▸ **Required work**:
1. Please copy the sticky columbine article word for word, starting with "This Plant Murders" and going on through "plant’s would-be predators.".
2. Write the next part of the article about sticky columbine and the dead bugs on its stems, picking up right after its last sentence.

+++ Extract to read

This Plant Murders Bugs and Decorates Itself With Their Dead Bodies

Talk about a roundabout defense strategy

Serpentine Columbine
Serpentine columbine may use dead bugs to lure in spiders to do its dirty work, researchers report. Pugawug Tiny Puna/Flickr CC BY-NC-ND 2.0

In the grand scheme of strategies to deter predators, sticky columbine takes a rather medieval approach, Sandhya Sekar reports for Science — researchers think it lures innocent bugs to their deaths, then decorates itself with their bodies as “payment” for spiders who attack the plant’s would-be predators.

New research suggests that the sticky leaves and stems of Aquilegia eximia bring a slow death to harmless bugs like beetles and dragonflies, Sekar explains. The dead bodies then serve to attract spiders, which eat the adolescent moth caterpillars (Heliothis phloxiphaga) that threaten the plants’ buds and flowers. The spiders have evolved resistance to the sticky stems and indirectly protect the plant from one of its main predators, writes Sekar.

Plenty of plants, like columbine, have hairy stems covered with sticky droplets of goo where bugs gets stuck and die. Entomologists call them “tourist traps,” notes Elizabeth Preston for Discover. But it’s always been unclear whether the presence of all those bugs is part of the plants’ master plan or more of a coincidence.

++++++
+++ Material supplied

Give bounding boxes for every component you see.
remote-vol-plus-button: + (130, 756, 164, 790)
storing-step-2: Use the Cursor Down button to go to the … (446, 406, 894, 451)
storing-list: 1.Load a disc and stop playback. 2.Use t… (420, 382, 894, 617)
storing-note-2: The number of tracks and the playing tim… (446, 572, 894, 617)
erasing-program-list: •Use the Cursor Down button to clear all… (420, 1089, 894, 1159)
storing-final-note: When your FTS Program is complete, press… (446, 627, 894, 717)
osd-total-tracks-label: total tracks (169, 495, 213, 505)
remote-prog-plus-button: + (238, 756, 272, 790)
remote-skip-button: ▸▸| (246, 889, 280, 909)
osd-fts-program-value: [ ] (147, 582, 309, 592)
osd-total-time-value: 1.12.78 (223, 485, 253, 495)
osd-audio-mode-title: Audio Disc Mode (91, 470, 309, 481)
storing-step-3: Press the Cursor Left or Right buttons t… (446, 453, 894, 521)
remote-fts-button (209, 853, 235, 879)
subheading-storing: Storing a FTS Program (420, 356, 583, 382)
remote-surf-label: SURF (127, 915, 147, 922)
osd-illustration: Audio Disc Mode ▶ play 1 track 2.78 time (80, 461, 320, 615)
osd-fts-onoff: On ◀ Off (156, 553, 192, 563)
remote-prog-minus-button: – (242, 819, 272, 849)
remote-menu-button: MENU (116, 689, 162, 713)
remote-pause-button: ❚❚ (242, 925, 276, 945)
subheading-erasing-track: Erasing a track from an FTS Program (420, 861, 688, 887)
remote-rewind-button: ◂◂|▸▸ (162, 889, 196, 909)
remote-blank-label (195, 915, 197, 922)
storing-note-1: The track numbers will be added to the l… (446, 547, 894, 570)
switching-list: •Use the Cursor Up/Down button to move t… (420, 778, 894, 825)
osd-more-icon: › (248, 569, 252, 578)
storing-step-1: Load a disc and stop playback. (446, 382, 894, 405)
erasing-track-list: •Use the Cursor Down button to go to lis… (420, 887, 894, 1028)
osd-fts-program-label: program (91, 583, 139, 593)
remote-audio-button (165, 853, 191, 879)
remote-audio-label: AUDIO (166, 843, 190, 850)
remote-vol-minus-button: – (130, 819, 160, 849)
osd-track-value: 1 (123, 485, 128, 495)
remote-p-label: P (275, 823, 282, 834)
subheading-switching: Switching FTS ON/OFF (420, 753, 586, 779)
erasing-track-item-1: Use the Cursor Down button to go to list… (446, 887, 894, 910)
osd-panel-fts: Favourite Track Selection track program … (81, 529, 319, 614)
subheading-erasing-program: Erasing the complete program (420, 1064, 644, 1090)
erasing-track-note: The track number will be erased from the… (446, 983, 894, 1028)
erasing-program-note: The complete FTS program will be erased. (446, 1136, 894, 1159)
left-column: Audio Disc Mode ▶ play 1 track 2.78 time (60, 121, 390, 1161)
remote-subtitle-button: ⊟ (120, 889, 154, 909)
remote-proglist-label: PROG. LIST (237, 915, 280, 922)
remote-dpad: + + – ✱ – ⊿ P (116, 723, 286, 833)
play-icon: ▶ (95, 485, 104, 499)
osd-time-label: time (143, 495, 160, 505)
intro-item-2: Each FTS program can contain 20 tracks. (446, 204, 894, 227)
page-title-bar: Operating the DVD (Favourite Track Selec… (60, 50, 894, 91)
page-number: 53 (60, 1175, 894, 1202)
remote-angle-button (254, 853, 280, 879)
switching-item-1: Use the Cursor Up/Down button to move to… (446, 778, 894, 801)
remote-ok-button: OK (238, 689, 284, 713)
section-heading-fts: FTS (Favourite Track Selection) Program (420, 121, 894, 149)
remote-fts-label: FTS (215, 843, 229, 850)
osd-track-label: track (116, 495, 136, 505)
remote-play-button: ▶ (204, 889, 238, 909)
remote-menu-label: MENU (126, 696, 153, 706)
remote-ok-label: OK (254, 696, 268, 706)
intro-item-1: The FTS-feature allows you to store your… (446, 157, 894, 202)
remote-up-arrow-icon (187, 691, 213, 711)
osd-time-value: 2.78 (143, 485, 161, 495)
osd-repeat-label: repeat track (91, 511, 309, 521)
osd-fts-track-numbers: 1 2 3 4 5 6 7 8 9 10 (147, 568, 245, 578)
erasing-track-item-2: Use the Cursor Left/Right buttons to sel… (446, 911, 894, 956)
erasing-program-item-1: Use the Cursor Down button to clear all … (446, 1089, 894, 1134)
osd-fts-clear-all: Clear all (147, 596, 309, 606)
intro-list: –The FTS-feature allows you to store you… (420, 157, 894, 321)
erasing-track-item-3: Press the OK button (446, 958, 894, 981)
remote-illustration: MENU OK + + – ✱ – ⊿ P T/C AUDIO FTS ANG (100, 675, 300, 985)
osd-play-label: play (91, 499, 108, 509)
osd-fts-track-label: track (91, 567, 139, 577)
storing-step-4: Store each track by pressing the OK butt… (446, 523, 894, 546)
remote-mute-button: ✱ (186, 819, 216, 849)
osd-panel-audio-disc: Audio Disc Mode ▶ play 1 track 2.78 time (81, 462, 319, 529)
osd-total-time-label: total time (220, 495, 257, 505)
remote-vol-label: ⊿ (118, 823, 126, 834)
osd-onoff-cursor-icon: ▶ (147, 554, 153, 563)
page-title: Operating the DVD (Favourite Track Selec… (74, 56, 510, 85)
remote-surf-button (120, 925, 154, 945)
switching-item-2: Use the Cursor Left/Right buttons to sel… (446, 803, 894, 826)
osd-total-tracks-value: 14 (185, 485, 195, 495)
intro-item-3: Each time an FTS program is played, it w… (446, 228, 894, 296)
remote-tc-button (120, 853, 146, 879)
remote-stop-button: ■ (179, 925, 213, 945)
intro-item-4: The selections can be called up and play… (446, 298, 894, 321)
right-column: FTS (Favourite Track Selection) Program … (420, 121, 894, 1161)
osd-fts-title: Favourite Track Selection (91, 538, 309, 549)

++++++

▸ **Answers provided**:
1.
This Plant Murders Bugs and Decorates Itself With Their Dead Bodies

Talk about a roundabout defense strategy

Serpentine Columbine
Serpentine columbine may use dead bugs to lure in spiders to do its dirty work, researchers report. Pugawug Tiny Puna/Flickr CC BY-NC-ND 2.0

In the grand scheme of strategies to deter predators, sticky columbine takes a rather medieval approach, Sandhya Sekar reports for Science — researchers think it lures innocent bugs to their deaths, then decorates itself with their bodies as “payment” for spiders who attack the plant’s would-be predators.

2.
To settle the debate, a team of biologists set up some traps with serpentine columbine stalks and some without. Traps with columbine bait snared 21 percent more beetles, dragonflies and other insects. The team also played around with removing the dead bodies from plants in a California reserve. Plants with lower dead body counts had fewer spiders and twice as much caterpillar damage. The team’s results were published in the July issue of Ecology.

The work provides strong evidence that the plants kill the bugs as a kind of payment to spiders, which then serve as their anti-predator muscle. It’s a roundabout system, but it seems to work — and given the prevalence of plants with sticky stems, it might even be pretty common. Just think of it as the plant world’s version of The Bodyguard.